PROBLEM:
Your answer should be a single number: the count of lines containing "style".

DATASET ROWS:
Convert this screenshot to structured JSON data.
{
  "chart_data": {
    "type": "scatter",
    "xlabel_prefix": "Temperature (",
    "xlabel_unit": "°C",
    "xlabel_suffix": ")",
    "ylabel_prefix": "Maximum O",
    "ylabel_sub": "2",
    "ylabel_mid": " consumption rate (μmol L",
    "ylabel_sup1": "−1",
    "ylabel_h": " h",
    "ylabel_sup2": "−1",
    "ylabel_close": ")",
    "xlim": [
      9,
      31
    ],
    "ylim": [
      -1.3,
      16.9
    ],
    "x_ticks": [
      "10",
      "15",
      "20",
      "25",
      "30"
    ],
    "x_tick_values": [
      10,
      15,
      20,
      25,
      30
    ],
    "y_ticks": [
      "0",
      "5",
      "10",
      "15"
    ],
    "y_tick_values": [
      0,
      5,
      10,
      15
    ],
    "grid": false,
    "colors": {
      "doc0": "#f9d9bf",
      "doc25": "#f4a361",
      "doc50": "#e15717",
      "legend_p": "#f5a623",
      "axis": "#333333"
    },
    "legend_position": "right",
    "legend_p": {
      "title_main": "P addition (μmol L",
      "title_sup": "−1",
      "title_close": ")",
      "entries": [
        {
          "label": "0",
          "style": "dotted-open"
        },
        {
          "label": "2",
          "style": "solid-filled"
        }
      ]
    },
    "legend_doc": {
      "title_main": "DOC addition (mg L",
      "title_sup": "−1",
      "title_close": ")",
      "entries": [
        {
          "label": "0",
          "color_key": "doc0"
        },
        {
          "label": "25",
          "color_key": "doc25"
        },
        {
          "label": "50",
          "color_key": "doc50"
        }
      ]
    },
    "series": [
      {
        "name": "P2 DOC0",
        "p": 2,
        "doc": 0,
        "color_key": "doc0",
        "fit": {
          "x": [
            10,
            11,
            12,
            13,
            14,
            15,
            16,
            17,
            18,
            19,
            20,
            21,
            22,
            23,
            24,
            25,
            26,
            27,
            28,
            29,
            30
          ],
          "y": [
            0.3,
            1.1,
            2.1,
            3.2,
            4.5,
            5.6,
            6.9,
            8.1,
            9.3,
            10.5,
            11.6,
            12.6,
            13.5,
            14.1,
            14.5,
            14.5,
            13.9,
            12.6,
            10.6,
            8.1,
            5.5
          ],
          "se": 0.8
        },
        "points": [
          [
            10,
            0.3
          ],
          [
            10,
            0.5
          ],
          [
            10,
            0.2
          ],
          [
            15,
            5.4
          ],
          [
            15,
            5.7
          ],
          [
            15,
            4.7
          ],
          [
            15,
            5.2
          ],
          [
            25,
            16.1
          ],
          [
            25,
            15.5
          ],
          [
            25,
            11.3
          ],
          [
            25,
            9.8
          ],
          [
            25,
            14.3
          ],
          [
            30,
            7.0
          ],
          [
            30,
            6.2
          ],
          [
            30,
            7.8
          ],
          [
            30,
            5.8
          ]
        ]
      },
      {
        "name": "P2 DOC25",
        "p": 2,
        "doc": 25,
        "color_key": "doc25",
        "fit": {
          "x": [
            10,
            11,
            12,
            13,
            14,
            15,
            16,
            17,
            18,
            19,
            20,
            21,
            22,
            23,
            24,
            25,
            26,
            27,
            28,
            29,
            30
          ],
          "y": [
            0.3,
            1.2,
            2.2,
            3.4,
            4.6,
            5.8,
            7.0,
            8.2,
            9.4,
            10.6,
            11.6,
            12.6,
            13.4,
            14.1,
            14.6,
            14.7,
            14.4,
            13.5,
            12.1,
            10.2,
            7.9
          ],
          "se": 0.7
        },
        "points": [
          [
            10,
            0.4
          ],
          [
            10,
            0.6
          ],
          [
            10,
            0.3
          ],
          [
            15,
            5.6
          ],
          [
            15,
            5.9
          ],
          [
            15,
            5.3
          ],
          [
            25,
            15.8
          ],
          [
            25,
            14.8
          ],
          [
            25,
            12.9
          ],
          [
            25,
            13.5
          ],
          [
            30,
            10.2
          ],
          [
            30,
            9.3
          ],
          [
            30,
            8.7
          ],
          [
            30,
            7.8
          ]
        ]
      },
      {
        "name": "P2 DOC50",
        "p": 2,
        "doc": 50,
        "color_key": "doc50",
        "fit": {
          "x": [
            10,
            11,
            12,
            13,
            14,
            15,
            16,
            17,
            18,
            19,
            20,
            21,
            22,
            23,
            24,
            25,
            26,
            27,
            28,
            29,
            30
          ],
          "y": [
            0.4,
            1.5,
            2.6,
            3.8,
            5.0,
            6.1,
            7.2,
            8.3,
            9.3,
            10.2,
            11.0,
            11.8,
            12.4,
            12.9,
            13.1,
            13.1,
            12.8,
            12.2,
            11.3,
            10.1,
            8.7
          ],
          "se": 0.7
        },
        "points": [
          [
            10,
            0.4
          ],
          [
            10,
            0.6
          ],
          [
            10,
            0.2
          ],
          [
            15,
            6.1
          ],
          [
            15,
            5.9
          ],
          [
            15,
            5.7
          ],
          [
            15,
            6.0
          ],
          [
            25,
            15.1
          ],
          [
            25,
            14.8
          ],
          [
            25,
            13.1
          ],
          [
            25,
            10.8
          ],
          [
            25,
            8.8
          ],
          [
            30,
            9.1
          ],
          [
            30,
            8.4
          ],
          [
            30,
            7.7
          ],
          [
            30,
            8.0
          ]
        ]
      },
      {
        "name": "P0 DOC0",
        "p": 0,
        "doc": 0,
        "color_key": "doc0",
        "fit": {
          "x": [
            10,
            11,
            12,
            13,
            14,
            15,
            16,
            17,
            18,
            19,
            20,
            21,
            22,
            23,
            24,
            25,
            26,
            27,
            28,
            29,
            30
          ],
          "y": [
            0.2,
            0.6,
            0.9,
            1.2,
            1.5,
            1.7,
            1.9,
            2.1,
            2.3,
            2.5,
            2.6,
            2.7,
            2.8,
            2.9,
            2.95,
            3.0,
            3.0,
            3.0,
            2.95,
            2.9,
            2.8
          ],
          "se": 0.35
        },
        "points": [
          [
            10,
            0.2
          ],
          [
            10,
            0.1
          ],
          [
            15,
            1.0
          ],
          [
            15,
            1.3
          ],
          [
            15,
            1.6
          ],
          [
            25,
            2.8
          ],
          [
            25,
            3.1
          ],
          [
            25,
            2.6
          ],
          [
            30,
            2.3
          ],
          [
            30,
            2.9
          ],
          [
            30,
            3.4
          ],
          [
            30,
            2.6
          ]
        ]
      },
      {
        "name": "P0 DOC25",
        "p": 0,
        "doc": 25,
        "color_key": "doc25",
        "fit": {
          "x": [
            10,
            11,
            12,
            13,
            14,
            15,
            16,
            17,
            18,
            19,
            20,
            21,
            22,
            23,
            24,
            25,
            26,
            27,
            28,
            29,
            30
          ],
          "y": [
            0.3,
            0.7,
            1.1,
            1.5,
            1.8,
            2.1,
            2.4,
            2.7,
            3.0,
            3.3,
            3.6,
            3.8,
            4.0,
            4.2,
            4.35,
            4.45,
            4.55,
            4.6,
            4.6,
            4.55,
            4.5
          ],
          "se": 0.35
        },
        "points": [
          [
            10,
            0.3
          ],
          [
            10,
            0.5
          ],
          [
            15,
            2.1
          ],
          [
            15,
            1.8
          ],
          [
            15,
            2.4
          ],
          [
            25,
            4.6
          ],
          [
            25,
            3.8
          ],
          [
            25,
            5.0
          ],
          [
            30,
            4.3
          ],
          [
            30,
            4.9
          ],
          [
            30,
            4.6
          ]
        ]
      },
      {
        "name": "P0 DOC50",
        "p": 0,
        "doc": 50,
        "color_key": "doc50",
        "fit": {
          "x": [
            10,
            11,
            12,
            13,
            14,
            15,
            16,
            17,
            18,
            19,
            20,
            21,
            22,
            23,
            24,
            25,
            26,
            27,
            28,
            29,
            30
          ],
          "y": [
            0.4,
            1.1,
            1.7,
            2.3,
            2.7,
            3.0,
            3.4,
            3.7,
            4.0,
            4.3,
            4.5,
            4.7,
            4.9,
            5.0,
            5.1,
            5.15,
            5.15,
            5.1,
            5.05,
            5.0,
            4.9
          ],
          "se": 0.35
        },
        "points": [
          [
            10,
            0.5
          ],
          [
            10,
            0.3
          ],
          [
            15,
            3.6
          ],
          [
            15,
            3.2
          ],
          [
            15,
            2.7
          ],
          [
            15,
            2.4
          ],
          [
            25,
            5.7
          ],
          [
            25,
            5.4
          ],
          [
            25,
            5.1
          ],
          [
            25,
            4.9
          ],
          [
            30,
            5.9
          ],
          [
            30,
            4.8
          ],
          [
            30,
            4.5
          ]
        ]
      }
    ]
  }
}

CORRECT RESULT:
2